Entries with figure data
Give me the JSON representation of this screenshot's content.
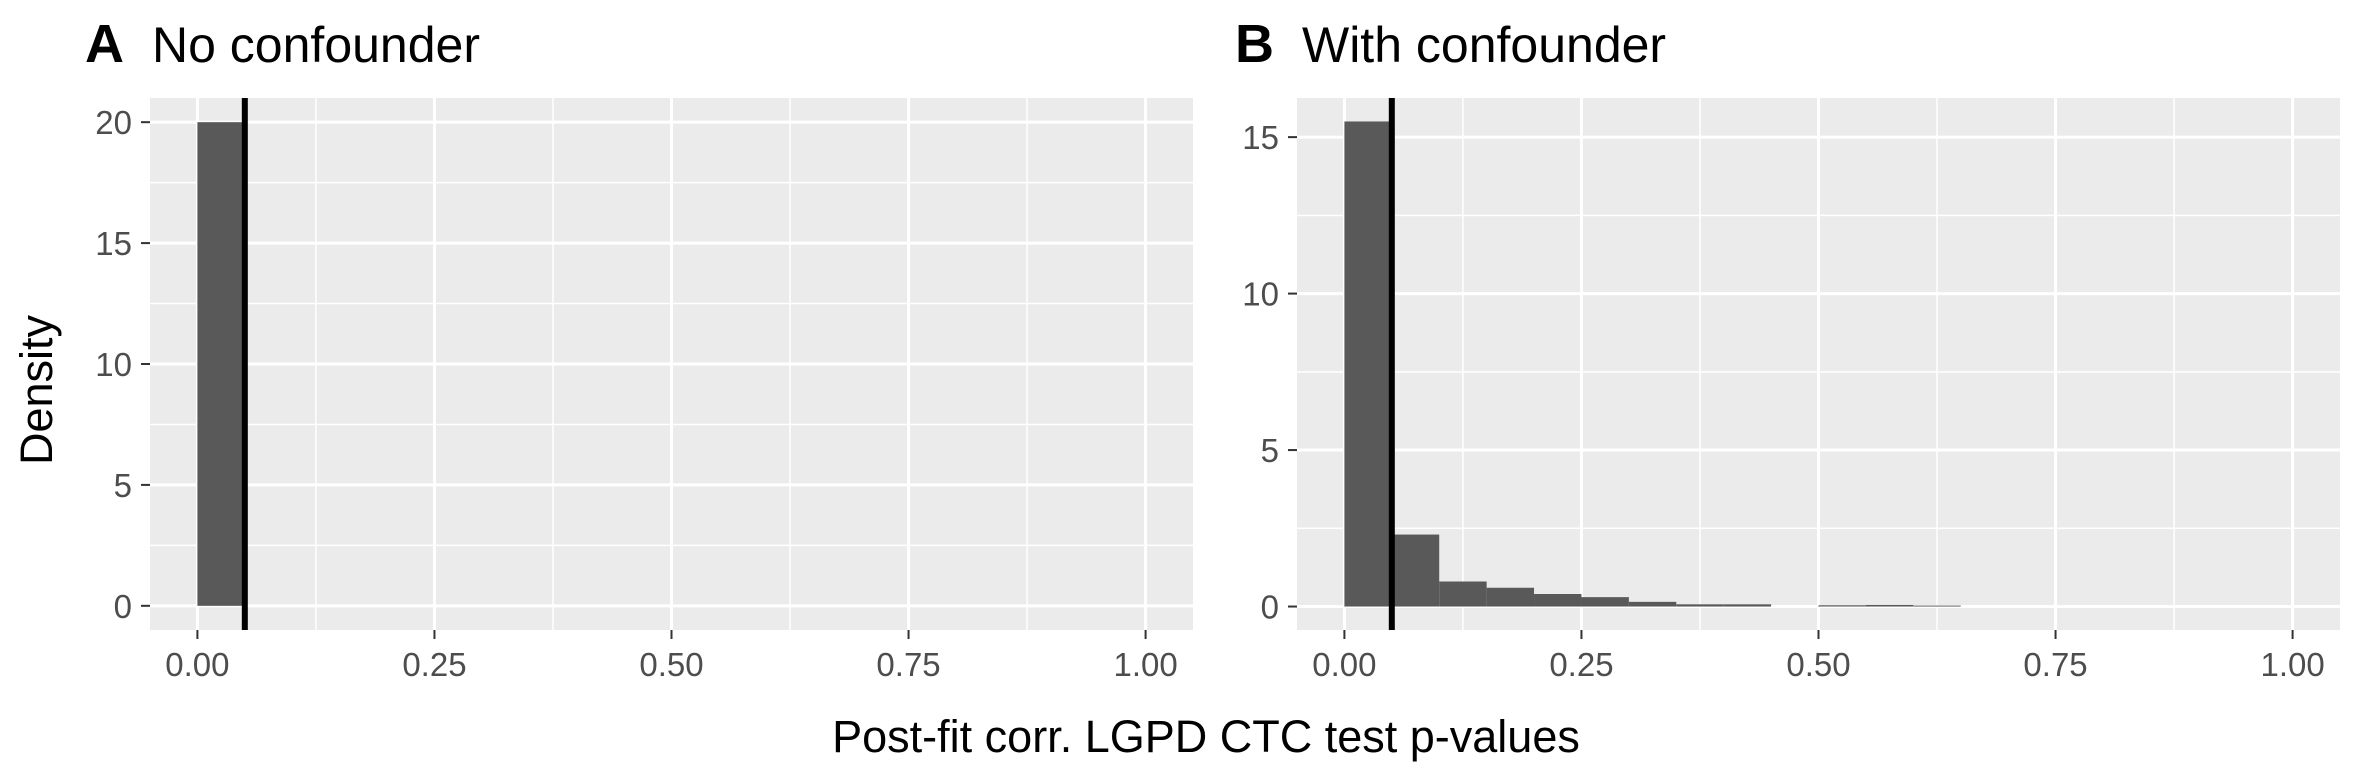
{
  "figure": {
    "xlabel": "Post-fit corr. LGPD CTC test p-values",
    "ylabel": "Density"
  },
  "colors": {
    "panel_background": "#ebebeb",
    "grid": "#ffffff",
    "bar_fill": "#595959",
    "reference_line": "#000000",
    "tick_text": "#4d4d4d"
  },
  "chart_data": [
    {
      "type": "bar",
      "panel_letter": "A",
      "title": "No confounder",
      "xlabel": "Post-fit corr. LGPD CTC test p-values",
      "ylabel": "Density",
      "xlim": [
        -0.05,
        1.05
      ],
      "ylim": [
        -1,
        21
      ],
      "x_ticks": [
        0,
        0.25,
        0.5,
        0.75,
        1
      ],
      "x_tick_labels": [
        "0.00",
        "0.25",
        "0.50",
        "0.75",
        "1.00"
      ],
      "y_ticks": [
        0,
        5,
        10,
        15,
        20
      ],
      "y_tick_labels": [
        "0",
        "5",
        "10",
        "15",
        "20"
      ],
      "bin_width": 0.05,
      "bins": [
        {
          "x0": 0.0,
          "x1": 0.05,
          "density": 20.0
        }
      ],
      "reference_line_x": 0.05,
      "grid": true,
      "legend": "none"
    },
    {
      "type": "bar",
      "panel_letter": "B",
      "title": "With confounder",
      "xlabel": "Post-fit corr. LGPD CTC test p-values",
      "ylabel": "Density",
      "xlim": [
        -0.05,
        1.05
      ],
      "ylim": [
        -0.75,
        16.25
      ],
      "x_ticks": [
        0,
        0.25,
        0.5,
        0.75,
        1
      ],
      "x_tick_labels": [
        "0.00",
        "0.25",
        "0.50",
        "0.75",
        "1.00"
      ],
      "y_ticks": [
        0,
        5,
        10,
        15
      ],
      "y_tick_labels": [
        "0",
        "5",
        "10",
        "15"
      ],
      "bin_width": 0.05,
      "bins": [
        {
          "x0": 0.0,
          "x1": 0.05,
          "density": 15.5
        },
        {
          "x0": 0.05,
          "x1": 0.1,
          "density": 2.3
        },
        {
          "x0": 0.1,
          "x1": 0.15,
          "density": 0.8
        },
        {
          "x0": 0.15,
          "x1": 0.2,
          "density": 0.6
        },
        {
          "x0": 0.2,
          "x1": 0.25,
          "density": 0.4
        },
        {
          "x0": 0.25,
          "x1": 0.3,
          "density": 0.3
        },
        {
          "x0": 0.3,
          "x1": 0.35,
          "density": 0.15
        },
        {
          "x0": 0.35,
          "x1": 0.4,
          "density": 0.07
        },
        {
          "x0": 0.4,
          "x1": 0.45,
          "density": 0.07
        },
        {
          "x0": 0.45,
          "x1": 0.5,
          "density": 0.0
        },
        {
          "x0": 0.5,
          "x1": 0.55,
          "density": 0.04
        },
        {
          "x0": 0.55,
          "x1": 0.6,
          "density": 0.05
        },
        {
          "x0": 0.6,
          "x1": 0.65,
          "density": 0.03
        }
      ],
      "reference_line_x": 0.05,
      "grid": true,
      "legend": "none"
    }
  ]
}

▸ **Directive**: Reproduce every line precisely as given, omitting all pictures.

▸ **Exercise response**:
Give me the JSON representation of this screenshot's content.
{
  "figure": {
    "xlabel": "Post-fit corr. LGPD CTC test p-values",
    "ylabel": "Density"
  },
  "colors": {
    "panel_background": "#ebebeb",
    "grid": "#ffffff",
    "bar_fill": "#595959",
    "reference_line": "#000000",
    "tick_text": "#4d4d4d"
  },
  "chart_data": [
    {
      "type": "bar",
      "panel_letter": "A",
      "title": "No confounder",
      "xlabel": "Post-fit corr. LGPD CTC test p-values",
      "ylabel": "Density",
      "xlim": [
        -0.05,
        1.05
      ],
      "ylim": [
        -1,
        21
      ],
      "x_ticks": [
        0,
        0.25,
        0.5,
        0.75,
        1
      ],
      "x_tick_labels": [
        "0.00",
        "0.25",
        "0.50",
        "0.75",
        "1.00"
      ],
      "y_ticks": [
        0,
        5,
        10,
        15,
        20
      ],
      "y_tick_labels": [
        "0",
        "5",
        "10",
        "15",
        "20"
      ],
      "bin_width": 0.05,
      "bins": [
        {
          "x0": 0.0,
          "x1": 0.05,
          "density": 20.0
        }
      ],
      "reference_line_x": 0.05,
      "grid": true,
      "legend": "none"
    },
    {
      "type": "bar",
      "panel_letter": "B",
      "title": "With confounder",
      "xlabel": "Post-fit corr. LGPD CTC test p-values",
      "ylabel": "Density",
      "xlim": [
        -0.05,
        1.05
      ],
      "ylim": [
        -0.75,
        16.25
      ],
      "x_ticks": [
        0,
        0.25,
        0.5,
        0.75,
        1
      ],
      "x_tick_labels": [
        "0.00",
        "0.25",
        "0.50",
        "0.75",
        "1.00"
      ],
      "y_ticks": [
        0,
        5,
        10,
        15
      ],
      "y_tick_labels": [
        "0",
        "5",
        "10",
        "15"
      ],
      "bin_width": 0.05,
      "bins": [
        {
          "x0": 0.0,
          "x1": 0.05,
          "density": 15.5
        },
        {
          "x0": 0.05,
          "x1": 0.1,
          "density": 2.3
        },
        {
          "x0": 0.1,
          "x1": 0.15,
          "density": 0.8
        },
        {
          "x0": 0.15,
          "x1": 0.2,
          "density": 0.6
        },
        {
          "x0": 0.2,
          "x1": 0.25,
          "density": 0.4
        },
        {
          "x0": 0.25,
          "x1": 0.3,
          "density": 0.3
        },
        {
          "x0": 0.3,
          "x1": 0.35,
          "density": 0.15
        },
        {
          "x0": 0.35,
          "x1": 0.4,
          "density": 0.07
        },
        {
          "x0": 0.4,
          "x1": 0.45,
          "density": 0.07
        },
        {
          "x0": 0.45,
          "x1": 0.5,
          "density": 0.0
        },
        {
          "x0": 0.5,
          "x1": 0.55,
          "density": 0.04
        },
        {
          "x0": 0.55,
          "x1": 0.6,
          "density": 0.05
        },
        {
          "x0": 0.6,
          "x1": 0.65,
          "density": 0.03
        }
      ],
      "reference_line_x": 0.05,
      "grid": true,
      "legend": "none"
    }
  ]
}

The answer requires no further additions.